** begin **

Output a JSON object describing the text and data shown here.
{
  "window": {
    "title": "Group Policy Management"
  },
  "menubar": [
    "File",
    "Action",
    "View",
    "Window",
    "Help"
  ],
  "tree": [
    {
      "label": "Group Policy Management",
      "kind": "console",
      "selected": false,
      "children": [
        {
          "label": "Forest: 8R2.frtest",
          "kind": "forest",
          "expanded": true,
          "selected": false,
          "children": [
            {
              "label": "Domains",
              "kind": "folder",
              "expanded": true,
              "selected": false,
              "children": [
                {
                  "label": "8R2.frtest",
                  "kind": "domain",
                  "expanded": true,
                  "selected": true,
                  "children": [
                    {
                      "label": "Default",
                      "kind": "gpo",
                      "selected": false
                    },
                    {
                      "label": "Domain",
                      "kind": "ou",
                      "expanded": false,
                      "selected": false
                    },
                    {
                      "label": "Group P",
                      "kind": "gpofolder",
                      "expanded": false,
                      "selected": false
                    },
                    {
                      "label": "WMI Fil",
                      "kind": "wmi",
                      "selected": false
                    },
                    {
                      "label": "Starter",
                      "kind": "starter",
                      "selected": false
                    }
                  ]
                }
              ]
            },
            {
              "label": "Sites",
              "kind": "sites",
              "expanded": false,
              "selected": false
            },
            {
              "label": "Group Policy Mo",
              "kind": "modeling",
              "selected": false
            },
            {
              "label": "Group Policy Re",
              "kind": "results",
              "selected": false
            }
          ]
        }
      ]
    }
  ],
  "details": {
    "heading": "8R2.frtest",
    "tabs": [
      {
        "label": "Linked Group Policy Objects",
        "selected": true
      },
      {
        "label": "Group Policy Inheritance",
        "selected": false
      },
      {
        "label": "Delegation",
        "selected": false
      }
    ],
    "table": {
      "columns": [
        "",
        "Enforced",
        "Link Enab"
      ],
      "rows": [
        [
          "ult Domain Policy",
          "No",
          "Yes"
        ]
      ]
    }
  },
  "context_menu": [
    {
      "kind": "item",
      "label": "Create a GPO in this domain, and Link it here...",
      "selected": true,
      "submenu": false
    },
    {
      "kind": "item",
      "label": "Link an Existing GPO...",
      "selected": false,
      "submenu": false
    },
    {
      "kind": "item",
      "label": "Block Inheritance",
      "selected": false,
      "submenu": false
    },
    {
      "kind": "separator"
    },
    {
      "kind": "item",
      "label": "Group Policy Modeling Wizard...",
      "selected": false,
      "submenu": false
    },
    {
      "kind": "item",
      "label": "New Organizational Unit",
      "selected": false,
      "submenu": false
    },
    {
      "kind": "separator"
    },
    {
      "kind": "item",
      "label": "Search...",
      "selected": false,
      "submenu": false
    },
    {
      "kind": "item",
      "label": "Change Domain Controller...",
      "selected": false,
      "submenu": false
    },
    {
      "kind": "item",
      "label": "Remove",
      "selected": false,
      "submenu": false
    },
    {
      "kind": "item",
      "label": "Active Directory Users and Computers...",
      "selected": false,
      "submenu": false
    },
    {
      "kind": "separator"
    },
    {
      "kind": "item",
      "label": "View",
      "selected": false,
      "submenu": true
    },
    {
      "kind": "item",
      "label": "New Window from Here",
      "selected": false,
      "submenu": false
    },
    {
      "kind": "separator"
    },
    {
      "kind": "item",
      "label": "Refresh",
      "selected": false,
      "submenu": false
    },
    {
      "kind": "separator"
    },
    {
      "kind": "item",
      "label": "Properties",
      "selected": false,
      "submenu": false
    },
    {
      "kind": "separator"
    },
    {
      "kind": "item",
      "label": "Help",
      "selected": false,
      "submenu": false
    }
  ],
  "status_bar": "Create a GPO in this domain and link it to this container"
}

** end **

> _PROBLEM_
Extract lines where the string "true" occurs.

> _RIGHT ANSWER_
          "expanded": true,
              "expanded": true,
                  "expanded": true,
                  "selected": true,
        "selected": true
      "selected": true,
      "submenu": true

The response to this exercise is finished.